▶ [Directive]
Extract all lines containing "ſpeculari".

▶ [Records supplied]
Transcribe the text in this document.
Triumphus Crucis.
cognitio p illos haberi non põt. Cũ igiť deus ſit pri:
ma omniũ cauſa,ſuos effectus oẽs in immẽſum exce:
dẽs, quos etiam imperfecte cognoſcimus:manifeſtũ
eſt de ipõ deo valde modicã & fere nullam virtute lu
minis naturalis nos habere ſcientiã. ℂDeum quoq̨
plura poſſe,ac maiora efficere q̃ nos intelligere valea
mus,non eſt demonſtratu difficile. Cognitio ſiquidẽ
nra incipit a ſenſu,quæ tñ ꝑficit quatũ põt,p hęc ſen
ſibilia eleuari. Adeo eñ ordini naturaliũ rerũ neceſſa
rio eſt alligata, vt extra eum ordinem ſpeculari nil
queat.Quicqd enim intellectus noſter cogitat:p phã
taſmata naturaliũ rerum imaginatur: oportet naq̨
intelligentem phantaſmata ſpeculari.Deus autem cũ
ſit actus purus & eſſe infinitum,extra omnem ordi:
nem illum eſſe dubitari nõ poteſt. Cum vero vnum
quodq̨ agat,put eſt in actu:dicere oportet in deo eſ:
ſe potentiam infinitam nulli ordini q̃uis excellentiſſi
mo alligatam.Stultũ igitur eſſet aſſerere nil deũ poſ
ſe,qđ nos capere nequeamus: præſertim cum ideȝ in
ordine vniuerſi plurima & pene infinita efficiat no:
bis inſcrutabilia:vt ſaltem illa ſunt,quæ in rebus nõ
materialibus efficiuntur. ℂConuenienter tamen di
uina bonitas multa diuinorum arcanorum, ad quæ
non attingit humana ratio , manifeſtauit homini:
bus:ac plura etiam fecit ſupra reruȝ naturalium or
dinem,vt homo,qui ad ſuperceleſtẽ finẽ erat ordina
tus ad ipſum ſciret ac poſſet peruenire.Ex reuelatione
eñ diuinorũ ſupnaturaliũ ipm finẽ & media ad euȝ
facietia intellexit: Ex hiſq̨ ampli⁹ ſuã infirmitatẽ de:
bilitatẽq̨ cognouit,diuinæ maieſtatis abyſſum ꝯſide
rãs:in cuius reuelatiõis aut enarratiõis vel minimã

▶ [Final result]
rio eſt alligata, vt extra eum ordinem ſpeculari nil
intelligentem phantaſmata ſpeculari.Deus autem cũ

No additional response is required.